PROBLEM REQUIREMENTS »
From the line with "What's the underlying" through the final line, transcribe the material below character for character; include no other lines.
+++ MATERIALS PROVIDED +++
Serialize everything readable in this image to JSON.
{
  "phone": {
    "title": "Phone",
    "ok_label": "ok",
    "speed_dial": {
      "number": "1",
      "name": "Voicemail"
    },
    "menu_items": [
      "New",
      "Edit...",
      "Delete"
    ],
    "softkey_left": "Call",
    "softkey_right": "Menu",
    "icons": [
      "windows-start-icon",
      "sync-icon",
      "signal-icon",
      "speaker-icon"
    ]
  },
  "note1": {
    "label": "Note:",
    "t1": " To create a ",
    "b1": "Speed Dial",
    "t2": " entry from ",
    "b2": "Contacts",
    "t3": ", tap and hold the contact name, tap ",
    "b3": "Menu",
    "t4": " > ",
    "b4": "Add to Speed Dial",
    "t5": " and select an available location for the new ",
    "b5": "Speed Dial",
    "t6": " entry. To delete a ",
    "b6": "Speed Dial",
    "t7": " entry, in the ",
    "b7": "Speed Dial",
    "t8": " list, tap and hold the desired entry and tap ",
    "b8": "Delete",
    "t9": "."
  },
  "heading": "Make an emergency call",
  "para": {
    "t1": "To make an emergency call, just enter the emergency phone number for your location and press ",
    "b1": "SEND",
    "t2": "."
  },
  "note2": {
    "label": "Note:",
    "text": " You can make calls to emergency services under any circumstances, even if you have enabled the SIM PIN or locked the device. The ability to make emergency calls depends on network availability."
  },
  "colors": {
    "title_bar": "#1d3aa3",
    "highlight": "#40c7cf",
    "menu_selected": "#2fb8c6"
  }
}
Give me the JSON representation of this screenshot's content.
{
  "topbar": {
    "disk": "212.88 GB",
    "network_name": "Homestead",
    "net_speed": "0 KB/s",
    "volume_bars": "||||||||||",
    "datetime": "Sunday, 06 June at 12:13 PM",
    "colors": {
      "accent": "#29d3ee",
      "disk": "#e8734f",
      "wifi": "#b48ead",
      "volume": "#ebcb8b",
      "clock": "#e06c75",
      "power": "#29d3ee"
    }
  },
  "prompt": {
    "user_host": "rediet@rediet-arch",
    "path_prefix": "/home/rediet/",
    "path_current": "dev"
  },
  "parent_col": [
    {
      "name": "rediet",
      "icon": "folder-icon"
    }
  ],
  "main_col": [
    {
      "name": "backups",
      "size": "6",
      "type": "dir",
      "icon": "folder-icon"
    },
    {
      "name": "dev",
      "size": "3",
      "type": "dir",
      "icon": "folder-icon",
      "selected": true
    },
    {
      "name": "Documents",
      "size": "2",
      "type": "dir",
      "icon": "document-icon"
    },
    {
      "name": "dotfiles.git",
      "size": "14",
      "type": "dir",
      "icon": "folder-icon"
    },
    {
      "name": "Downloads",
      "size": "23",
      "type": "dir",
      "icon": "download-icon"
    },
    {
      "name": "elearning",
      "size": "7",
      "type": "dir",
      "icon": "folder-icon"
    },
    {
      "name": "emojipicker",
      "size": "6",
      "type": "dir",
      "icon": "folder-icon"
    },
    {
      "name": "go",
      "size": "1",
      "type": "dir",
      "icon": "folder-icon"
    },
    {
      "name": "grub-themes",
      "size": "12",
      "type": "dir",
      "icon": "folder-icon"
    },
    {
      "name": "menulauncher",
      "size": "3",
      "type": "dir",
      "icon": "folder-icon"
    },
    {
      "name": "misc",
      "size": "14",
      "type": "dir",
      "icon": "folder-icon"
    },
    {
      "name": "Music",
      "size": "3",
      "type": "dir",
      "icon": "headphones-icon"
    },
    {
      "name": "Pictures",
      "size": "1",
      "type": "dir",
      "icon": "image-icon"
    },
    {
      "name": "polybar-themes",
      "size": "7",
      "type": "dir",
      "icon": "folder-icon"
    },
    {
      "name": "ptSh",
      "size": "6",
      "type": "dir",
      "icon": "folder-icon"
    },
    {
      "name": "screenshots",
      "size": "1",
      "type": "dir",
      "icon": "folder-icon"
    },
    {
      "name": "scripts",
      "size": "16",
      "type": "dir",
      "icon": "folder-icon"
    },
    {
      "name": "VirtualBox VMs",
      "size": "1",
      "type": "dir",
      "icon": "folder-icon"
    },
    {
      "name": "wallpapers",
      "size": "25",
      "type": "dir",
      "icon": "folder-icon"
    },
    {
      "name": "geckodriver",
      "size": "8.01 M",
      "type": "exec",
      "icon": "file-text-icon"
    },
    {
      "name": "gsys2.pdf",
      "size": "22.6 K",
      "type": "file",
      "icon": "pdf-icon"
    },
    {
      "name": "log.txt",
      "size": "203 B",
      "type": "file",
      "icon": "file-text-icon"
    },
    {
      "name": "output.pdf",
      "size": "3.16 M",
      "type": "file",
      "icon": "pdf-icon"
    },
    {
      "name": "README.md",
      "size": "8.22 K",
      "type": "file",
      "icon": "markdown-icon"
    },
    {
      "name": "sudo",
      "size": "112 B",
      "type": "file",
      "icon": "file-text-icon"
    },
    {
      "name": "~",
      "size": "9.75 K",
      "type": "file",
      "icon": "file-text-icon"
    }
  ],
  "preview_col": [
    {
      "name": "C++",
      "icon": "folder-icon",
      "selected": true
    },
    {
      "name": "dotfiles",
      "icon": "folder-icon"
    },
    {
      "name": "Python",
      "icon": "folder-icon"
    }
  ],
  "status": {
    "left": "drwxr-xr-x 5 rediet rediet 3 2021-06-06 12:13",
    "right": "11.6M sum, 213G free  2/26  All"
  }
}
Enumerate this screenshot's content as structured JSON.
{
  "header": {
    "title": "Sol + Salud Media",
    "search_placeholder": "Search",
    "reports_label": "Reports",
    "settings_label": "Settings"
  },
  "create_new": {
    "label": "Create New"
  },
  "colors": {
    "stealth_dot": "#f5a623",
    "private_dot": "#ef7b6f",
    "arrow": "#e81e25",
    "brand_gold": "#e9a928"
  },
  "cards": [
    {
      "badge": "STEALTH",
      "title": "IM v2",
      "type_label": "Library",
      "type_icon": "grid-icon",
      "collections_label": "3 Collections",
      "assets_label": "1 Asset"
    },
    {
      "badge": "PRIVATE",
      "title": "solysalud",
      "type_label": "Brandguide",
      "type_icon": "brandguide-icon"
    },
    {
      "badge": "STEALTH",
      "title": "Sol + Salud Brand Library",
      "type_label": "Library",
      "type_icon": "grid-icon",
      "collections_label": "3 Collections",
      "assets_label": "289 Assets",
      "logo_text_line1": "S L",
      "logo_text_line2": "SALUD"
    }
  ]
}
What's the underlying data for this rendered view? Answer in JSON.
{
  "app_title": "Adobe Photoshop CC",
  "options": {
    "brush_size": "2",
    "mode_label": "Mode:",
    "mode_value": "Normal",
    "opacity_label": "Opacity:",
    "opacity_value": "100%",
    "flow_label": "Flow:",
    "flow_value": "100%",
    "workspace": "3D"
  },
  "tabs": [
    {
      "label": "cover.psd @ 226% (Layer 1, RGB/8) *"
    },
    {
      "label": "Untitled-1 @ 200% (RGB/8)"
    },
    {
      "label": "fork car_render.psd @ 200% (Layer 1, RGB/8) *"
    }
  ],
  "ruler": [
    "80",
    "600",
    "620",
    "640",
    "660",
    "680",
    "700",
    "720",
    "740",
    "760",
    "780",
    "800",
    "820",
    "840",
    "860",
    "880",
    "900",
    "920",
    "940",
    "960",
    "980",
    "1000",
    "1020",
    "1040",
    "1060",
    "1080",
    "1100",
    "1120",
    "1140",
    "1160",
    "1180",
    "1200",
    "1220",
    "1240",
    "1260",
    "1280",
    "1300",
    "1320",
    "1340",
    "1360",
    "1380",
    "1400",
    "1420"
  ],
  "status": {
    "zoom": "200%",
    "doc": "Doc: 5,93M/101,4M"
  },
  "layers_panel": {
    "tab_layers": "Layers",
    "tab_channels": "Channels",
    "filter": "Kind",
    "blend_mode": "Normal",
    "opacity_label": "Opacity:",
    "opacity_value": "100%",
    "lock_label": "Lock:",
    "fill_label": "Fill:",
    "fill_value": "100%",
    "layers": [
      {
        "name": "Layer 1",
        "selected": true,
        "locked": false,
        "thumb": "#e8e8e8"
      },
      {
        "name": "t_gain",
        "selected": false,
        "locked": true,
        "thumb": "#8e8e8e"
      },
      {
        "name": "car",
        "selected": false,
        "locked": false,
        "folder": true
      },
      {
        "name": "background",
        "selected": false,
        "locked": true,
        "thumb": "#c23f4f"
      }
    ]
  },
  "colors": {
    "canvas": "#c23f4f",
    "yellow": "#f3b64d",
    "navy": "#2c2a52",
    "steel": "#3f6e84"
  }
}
+++
COMPLETED EXERCISE »
What's the underlying data for this rendered view? Answer in JSON.
{
  "app_title": "Adobe Photoshop CC",
  "options": {
    "brush_size": "2",
    "mode_label": "Mode:",
    "mode_value": "Normal",
    "opacity_label": "Opacity:",
    "opacity_value": "100%",
    "flow_label": "Flow:",
    "flow_value": "100%",
    "workspace": "3D"
  },
  "tabs": [
    {
      "label": "cover.psd @ 226% (Layer 1, RGB/8) *"
    },
    {
      "label": "Untitled-1 @ 200% (RGB/8)"
    },
    {
      "label": "fork car_render.psd @ 200% (Layer 1, RGB/8) *"
    }
  ],
  "ruler": [
    "80",
    "600",
    "620",
    "640",
    "660",
    "680",
    "700",
    "720",
    "740",
    "760",
    "780",
    "800",
    "820",
    "840",
    "860",
    "880",
    "900",
    "920",
    "940",
    "960",
    "980",
    "1000",
    "1020",
    "1040",
    "1060",
    "1080",
    "1100",
    "1120",
    "1140",
    "1160",
    "1180",
    "1200",
    "1220",
    "1240",
    "1260",
    "1280",
    "1300",
    "1320",
    "1340",
    "1360",
    "1380",
    "1400",
    "1420"
  ],
  "status": {
    "zoom": "200%",
    "doc": "Doc: 5,93M/101,4M"
  },
  "layers_panel": {
    "tab_layers": "Layers",
    "tab_channels": "Channels",
    "filter": "Kind",
    "blend_mode": "Normal",
    "opacity_label": "Opacity:",
    "opacity_value": "100%",
    "lock_label": "Lock:",
    "fill_label": "Fill:",
    "fill_value": "100%",
    "layers": [
      {
        "name": "Layer 1",
        "selected": true,
        "locked": false,
        "thumb": "#e8e8e8"
      },
      {
        "name": "t_gain",
        "selected": false,
        "locked": true,
        "thumb": "#8e8e8e"
      },
      {
        "name": "car",
        "selected": false,
        "locked": false,
        "folder": true
      },
      {
        "name": "background",
        "selected": false,
        "locked": true,
        "thumb": "#c23f4f"
      }
    ]
  },
  "colors": {
    "canvas": "#c23f4f",
    "yellow": "#f3b64d",
    "navy": "#2c2a52",
    "steel": "#3f6e84"
  }
}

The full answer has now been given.